[EXTRACTED DATA start]

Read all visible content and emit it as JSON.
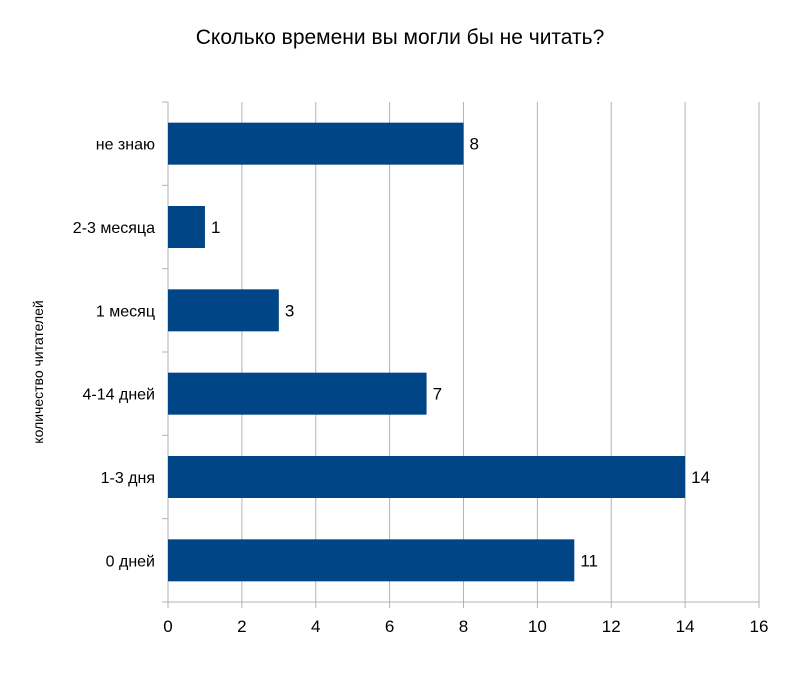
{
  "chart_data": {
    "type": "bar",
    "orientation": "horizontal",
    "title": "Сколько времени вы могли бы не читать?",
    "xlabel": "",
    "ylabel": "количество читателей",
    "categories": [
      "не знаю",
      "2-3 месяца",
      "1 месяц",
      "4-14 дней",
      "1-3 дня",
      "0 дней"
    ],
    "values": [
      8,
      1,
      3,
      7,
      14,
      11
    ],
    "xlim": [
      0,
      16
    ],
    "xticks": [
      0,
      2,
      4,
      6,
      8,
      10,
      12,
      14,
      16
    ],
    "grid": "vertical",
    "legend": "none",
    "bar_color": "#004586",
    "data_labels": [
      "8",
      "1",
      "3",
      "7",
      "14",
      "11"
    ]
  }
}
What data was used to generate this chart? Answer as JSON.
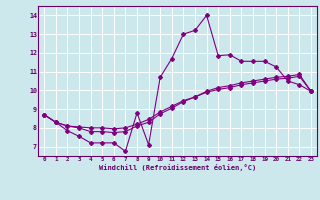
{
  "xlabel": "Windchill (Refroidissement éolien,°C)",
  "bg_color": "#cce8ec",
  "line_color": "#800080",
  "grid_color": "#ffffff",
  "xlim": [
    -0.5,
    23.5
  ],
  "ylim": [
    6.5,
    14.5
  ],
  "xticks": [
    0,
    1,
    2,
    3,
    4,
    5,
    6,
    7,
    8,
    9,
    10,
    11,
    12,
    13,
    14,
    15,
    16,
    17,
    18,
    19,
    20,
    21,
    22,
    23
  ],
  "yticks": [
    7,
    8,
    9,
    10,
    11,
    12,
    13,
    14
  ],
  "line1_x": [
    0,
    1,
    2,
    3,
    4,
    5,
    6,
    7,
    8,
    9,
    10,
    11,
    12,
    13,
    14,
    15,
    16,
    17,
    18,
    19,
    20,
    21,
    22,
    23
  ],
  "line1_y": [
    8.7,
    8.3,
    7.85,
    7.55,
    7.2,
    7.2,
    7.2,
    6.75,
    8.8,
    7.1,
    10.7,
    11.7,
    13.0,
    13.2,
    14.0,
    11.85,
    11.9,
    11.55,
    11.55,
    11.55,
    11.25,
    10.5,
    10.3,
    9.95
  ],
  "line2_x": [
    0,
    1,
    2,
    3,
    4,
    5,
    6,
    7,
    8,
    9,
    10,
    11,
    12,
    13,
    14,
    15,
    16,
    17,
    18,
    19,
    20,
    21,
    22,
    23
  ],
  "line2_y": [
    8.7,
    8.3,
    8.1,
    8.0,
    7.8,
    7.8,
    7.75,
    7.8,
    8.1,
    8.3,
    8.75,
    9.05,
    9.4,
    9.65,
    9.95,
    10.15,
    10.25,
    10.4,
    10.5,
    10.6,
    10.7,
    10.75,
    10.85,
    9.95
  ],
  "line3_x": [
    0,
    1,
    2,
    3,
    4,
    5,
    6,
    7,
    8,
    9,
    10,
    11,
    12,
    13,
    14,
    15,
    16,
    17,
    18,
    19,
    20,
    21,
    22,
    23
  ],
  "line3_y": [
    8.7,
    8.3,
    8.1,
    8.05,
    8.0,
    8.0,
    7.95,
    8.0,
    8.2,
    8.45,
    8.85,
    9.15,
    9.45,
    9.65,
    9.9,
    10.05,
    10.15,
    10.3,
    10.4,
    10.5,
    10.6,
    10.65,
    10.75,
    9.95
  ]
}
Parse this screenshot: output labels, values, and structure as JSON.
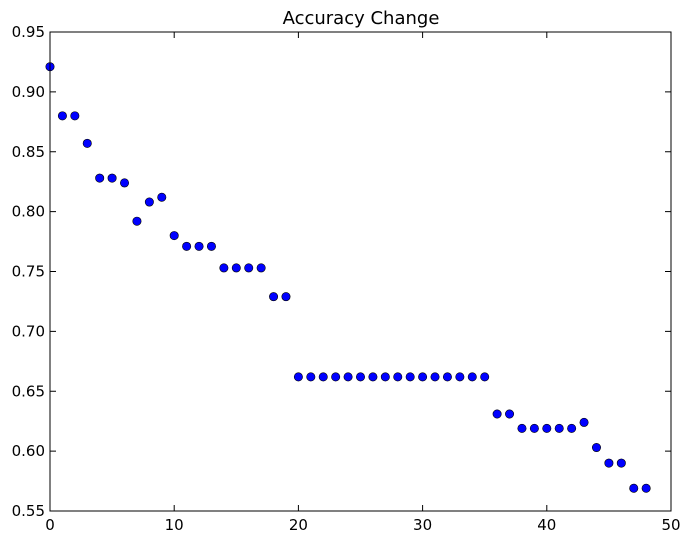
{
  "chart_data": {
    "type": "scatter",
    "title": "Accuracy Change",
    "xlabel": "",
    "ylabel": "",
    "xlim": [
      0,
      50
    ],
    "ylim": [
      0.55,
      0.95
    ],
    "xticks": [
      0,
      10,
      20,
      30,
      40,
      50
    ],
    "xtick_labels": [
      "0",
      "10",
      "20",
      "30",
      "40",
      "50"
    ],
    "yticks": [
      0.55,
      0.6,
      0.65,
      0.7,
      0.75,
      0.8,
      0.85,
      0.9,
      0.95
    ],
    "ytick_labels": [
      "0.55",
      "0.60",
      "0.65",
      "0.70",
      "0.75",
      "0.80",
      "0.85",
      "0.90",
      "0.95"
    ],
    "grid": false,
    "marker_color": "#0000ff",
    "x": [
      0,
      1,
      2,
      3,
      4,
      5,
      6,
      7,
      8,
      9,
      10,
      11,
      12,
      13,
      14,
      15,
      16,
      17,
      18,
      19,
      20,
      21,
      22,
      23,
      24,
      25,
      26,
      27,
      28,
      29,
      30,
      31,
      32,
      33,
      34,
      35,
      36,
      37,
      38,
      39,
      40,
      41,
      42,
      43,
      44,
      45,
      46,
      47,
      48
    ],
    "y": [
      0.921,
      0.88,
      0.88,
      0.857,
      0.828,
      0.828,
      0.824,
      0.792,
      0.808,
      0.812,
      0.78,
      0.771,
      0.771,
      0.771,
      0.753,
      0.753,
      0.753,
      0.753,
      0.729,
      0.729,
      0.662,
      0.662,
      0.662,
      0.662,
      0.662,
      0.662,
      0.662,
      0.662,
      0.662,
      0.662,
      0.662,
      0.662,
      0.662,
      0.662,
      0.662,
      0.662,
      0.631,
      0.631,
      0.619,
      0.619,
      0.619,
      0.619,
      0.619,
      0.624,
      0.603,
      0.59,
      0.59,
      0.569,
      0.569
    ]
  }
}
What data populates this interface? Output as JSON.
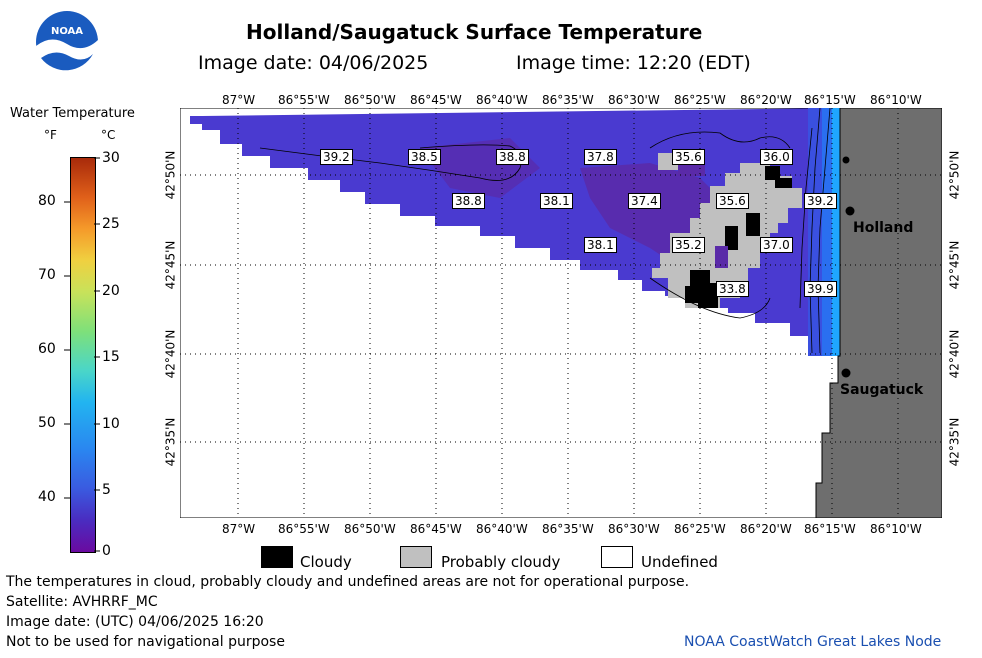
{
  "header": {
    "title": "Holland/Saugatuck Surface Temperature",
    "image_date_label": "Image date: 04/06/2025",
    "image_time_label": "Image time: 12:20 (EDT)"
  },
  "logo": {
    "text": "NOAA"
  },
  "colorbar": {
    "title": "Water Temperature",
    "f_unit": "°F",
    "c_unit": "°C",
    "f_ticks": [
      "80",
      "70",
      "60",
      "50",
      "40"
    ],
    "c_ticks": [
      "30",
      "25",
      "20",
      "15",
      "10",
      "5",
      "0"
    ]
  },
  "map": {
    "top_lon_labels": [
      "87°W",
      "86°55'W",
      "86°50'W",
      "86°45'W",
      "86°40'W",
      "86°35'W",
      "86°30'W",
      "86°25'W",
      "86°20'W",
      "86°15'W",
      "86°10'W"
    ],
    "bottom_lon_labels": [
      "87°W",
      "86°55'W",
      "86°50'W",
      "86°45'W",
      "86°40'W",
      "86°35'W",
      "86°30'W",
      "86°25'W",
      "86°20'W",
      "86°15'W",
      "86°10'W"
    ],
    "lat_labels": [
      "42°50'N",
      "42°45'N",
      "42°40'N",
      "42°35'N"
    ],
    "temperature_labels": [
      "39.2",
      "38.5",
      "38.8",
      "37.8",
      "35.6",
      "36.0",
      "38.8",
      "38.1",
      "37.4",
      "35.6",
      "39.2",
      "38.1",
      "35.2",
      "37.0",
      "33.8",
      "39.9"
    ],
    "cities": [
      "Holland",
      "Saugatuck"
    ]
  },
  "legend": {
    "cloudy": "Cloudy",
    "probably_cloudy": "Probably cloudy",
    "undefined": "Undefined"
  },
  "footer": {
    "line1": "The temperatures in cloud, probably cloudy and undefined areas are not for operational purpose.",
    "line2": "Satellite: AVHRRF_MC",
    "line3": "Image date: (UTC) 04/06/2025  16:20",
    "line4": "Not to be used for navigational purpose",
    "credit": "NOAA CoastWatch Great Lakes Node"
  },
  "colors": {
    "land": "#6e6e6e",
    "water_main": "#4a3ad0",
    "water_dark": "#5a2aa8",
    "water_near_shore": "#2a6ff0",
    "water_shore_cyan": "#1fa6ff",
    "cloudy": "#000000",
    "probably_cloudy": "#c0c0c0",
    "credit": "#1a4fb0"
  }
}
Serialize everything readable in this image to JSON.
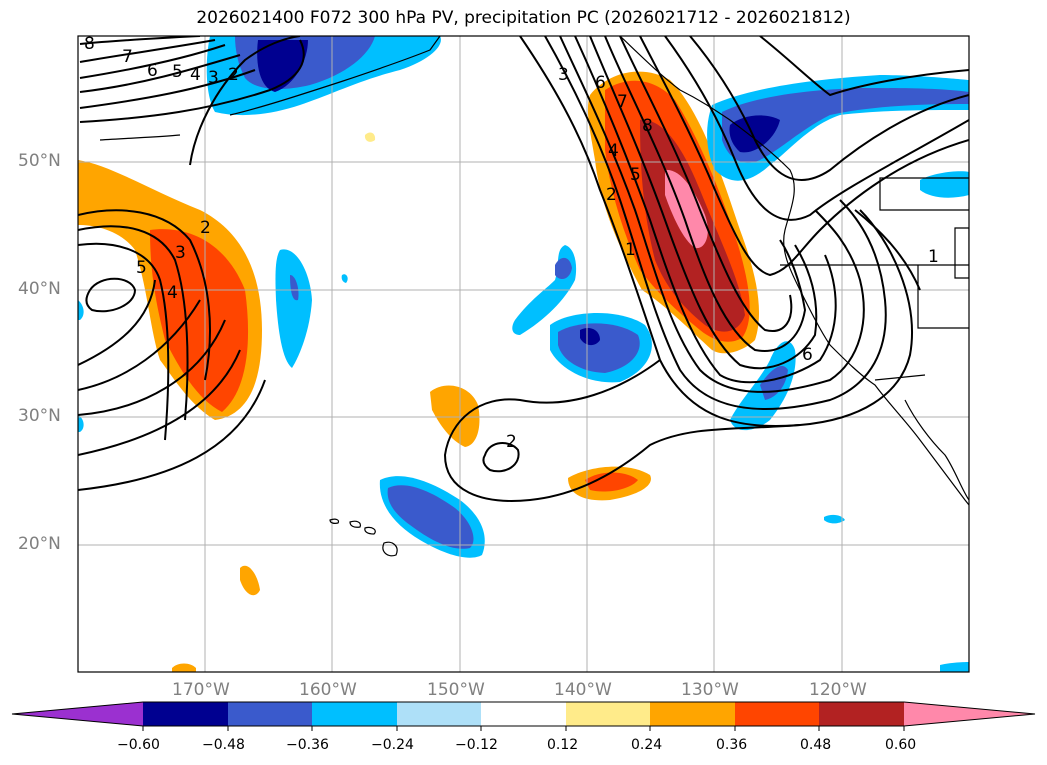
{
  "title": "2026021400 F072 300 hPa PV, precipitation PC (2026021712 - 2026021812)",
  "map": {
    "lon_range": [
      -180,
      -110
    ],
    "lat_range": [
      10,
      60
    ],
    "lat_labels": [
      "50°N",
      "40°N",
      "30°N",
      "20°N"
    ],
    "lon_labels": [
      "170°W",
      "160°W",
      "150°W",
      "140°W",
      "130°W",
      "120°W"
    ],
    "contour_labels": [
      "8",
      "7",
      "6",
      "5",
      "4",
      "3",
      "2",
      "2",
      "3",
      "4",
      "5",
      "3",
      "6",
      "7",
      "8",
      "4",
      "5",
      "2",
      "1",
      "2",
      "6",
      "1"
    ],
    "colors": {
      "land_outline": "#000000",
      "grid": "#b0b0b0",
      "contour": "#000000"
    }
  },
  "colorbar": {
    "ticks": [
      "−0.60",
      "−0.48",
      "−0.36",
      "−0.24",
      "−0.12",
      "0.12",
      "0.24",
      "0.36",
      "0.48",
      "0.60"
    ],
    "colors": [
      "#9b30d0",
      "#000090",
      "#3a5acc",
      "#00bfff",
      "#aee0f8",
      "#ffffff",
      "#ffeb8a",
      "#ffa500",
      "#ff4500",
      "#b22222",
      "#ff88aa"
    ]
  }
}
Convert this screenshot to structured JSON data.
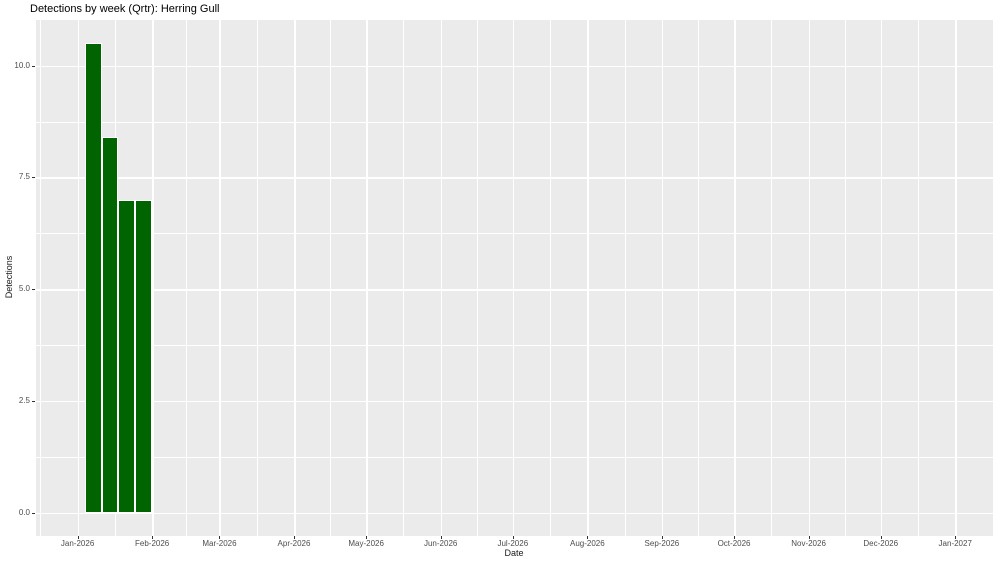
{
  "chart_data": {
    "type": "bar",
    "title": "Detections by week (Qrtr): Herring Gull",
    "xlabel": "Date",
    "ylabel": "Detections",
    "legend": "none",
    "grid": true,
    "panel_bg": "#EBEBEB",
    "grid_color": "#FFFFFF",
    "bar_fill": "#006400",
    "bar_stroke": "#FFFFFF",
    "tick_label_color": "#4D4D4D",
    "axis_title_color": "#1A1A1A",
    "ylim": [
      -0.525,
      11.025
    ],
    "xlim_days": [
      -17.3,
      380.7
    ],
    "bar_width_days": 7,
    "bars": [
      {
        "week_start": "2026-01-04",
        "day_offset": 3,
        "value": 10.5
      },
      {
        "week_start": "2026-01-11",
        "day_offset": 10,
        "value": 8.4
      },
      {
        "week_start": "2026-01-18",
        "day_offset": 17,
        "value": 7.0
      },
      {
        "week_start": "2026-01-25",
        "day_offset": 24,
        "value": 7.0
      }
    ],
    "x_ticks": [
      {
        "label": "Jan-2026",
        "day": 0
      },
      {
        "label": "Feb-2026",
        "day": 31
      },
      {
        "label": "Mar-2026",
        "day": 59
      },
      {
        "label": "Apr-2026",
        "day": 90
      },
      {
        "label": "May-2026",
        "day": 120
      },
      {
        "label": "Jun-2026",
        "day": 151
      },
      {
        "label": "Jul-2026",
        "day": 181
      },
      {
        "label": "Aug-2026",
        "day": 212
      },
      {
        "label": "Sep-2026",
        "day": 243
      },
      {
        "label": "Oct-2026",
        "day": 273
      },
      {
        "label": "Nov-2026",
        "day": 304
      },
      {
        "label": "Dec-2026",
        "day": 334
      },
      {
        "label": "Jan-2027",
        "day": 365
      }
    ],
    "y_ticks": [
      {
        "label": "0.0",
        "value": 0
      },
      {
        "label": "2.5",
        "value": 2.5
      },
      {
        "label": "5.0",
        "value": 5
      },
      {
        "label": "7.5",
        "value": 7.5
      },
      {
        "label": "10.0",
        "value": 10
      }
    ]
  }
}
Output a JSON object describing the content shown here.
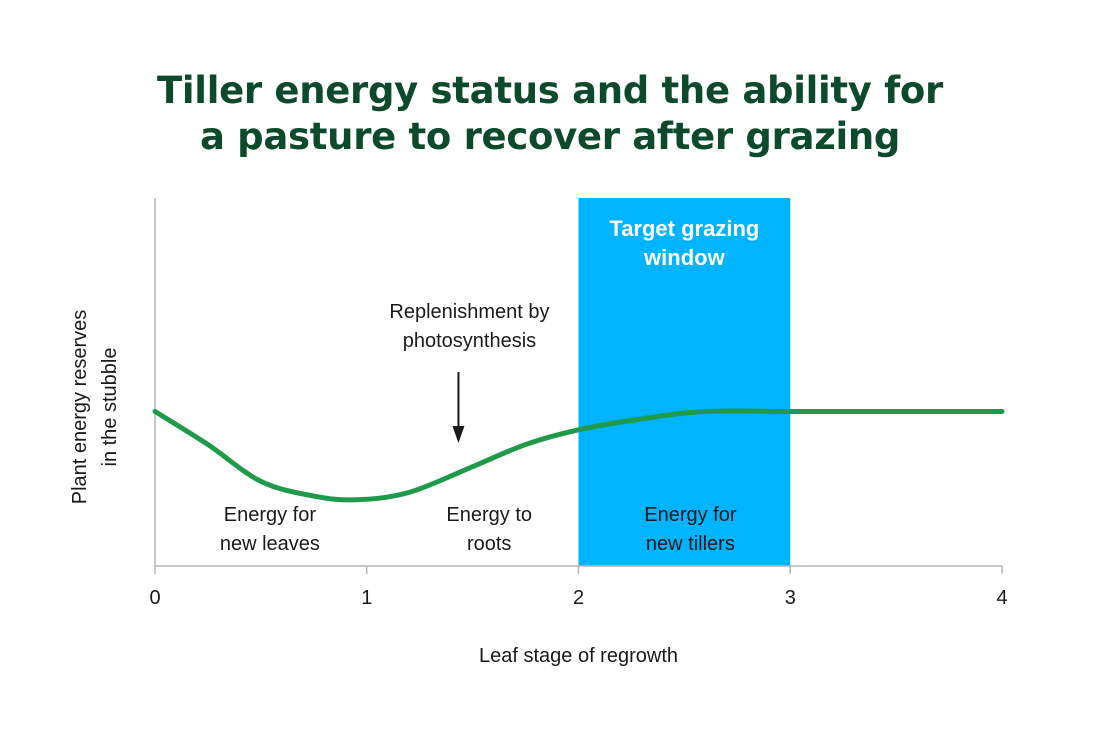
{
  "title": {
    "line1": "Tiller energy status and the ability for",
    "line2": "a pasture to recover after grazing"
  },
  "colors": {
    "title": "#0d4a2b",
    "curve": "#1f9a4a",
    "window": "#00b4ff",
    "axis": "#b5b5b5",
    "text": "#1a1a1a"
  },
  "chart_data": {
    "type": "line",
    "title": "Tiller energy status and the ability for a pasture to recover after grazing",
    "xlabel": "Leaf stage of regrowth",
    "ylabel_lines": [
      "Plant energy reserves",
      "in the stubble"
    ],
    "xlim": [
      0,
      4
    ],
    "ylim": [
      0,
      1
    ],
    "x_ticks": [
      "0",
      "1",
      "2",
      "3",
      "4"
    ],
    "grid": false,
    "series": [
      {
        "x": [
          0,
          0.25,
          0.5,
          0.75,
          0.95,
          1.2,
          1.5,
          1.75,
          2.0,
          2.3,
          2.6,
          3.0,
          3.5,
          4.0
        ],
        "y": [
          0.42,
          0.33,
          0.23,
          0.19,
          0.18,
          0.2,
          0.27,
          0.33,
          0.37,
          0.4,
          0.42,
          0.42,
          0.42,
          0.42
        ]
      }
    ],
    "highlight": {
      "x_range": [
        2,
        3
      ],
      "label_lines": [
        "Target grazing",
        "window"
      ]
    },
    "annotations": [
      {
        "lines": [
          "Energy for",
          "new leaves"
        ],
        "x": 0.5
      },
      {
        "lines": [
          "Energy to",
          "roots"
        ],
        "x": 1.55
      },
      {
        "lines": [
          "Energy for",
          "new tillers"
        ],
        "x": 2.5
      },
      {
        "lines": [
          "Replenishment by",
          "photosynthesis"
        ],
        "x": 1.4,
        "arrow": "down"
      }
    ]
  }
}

[EXTRACTED DATA end]

= TASK REQUIREMENTS =
Gather each line in these records that contains the string "JSON".

= ANSWER FOR THE TASK =
Read all visible content and emit it as JSON.
What data was used to generate this chart? Answer as JSON.
Parse this screenshot: output labels, values, and structure as JSON.
What data populates this interface? Output as JSON.
Serialize everything readable in this image to JSON.
Convert this screenshot to structured JSON data.
Output a JSON object describing the content shown here.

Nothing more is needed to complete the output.